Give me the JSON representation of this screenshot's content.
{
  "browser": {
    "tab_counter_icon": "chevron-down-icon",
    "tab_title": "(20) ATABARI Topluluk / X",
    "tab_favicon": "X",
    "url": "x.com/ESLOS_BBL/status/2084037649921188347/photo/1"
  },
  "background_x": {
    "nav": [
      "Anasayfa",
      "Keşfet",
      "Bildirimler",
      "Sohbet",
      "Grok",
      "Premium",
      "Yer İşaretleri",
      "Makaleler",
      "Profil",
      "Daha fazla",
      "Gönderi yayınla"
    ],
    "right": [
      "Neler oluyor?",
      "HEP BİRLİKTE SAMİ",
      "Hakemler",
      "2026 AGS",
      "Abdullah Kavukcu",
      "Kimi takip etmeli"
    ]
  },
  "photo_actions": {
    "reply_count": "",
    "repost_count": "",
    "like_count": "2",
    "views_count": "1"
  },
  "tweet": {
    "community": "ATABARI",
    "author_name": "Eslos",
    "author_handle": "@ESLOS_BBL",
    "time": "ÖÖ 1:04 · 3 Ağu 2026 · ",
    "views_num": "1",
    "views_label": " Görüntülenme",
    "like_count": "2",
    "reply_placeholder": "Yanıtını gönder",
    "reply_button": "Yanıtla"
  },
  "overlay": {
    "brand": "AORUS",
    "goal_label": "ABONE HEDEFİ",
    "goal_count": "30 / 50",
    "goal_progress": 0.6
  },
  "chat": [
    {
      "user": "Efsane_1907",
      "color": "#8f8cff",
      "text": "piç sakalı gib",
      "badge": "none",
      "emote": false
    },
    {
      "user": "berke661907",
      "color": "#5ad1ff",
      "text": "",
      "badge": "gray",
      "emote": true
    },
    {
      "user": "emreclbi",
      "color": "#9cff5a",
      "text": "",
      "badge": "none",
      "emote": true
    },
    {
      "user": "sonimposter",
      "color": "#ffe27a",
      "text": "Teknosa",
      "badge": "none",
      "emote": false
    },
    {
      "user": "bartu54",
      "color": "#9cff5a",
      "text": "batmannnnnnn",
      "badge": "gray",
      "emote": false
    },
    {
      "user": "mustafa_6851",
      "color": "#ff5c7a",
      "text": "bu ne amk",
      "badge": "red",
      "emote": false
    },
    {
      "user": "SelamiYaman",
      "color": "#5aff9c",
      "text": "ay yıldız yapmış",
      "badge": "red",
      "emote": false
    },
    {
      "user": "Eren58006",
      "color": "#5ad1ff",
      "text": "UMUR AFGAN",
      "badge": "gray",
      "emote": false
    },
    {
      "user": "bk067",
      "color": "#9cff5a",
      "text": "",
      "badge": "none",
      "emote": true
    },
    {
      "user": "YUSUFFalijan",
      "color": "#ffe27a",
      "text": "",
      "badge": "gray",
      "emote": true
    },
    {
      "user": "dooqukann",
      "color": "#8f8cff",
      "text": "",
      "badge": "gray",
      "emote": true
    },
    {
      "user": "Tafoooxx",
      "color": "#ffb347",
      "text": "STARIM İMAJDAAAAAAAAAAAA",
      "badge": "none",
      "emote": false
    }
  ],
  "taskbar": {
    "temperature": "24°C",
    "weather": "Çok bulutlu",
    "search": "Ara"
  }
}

· · · ·

* _EXERCISE_: Retype all the records, matching them exactly.

* _REPLY_:
Give me the JSON representation of this screenshot's content.
{
  "browser": {
    "tab_counter_icon": "chevron-down-icon",
    "tab_title": "(20) ATABARI Topluluk / X",
    "tab_favicon": "X",
    "url": "x.com/ESLOS_BBL/status/2084037649921188347/photo/1"
  },
  "background_x": {
    "nav": [
      "Anasayfa",
      "Keşfet",
      "Bildirimler",
      "Sohbet",
      "Grok",
      "Premium",
      "Yer İşaretleri",
      "Makaleler",
      "Profil",
      "Daha fazla",
      "Gönderi yayınla"
    ],
    "right": [
      "Neler oluyor?",
      "HEP BİRLİKTE SAMİ",
      "Hakemler",
      "2026 AGS",
      "Abdullah Kavukcu",
      "Kimi takip etmeli"
    ]
  },
  "photo_actions": {
    "reply_count": "",
    "repost_count": "",
    "like_count": "2",
    "views_count": "1"
  },
  "tweet": {
    "community": "ATABARI",
    "author_name": "Eslos",
    "author_handle": "@ESLOS_BBL",
    "time": "ÖÖ 1:04 · 3 Ağu 2026 · ",
    "views_num": "1",
    "views_label": " Görüntülenme",
    "like_count": "2",
    "reply_placeholder": "Yanıtını gönder",
    "reply_button": "Yanıtla"
  },
  "overlay": {
    "brand": "AORUS",
    "goal_label": "ABONE HEDEFİ",
    "goal_count": "30 / 50",
    "goal_progress": 0.6
  },
  "chat": [
    {
      "user": "Efsane_1907",
      "color": "#8f8cff",
      "text": "piç sakalı gib",
      "badge": "none",
      "emote": false
    },
    {
      "user": "berke661907",
      "color": "#5ad1ff",
      "text": "",
      "badge": "gray",
      "emote": true
    },
    {
      "user": "emreclbi",
      "color": "#9cff5a",
      "text": "",
      "badge": "none",
      "emote": true
    },
    {
      "user": "sonimposter",
      "color": "#ffe27a",
      "text": "Teknosa",
      "badge": "none",
      "emote": false
    },
    {
      "user": "bartu54",
      "color": "#9cff5a",
      "text": "batmannnnnnn",
      "badge": "gray",
      "emote": false
    },
    {
      "user": "mustafa_6851",
      "color": "#ff5c7a",
      "text": "bu ne amk",
      "badge": "red",
      "emote": false
    },
    {
      "user": "SelamiYaman",
      "color": "#5aff9c",
      "text": "ay yıldız yapmış",
      "badge": "red",
      "emote": false
    },
    {
      "user": "Eren58006",
      "color": "#5ad1ff",
      "text": "UMUR AFGAN",
      "badge": "gray",
      "emote": false
    },
    {
      "user": "bk067",
      "color": "#9cff5a",
      "text": "",
      "badge": "none",
      "emote": true
    },
    {
      "user": "YUSUFFalijan",
      "color": "#ffe27a",
      "text": "",
      "badge": "gray",
      "emote": true
    },
    {
      "user": "dooqukann",
      "color": "#8f8cff",
      "text": "",
      "badge": "gray",
      "emote": true
    },
    {
      "user": "Tafoooxx",
      "color": "#ffb347",
      "text": "STARIM İMAJDAAAAAAAAAAAA",
      "badge": "none",
      "emote": false
    }
  ],
  "taskbar": {
    "temperature": "24°C",
    "weather": "Çok bulutlu",
    "search": "Ara"
  }
}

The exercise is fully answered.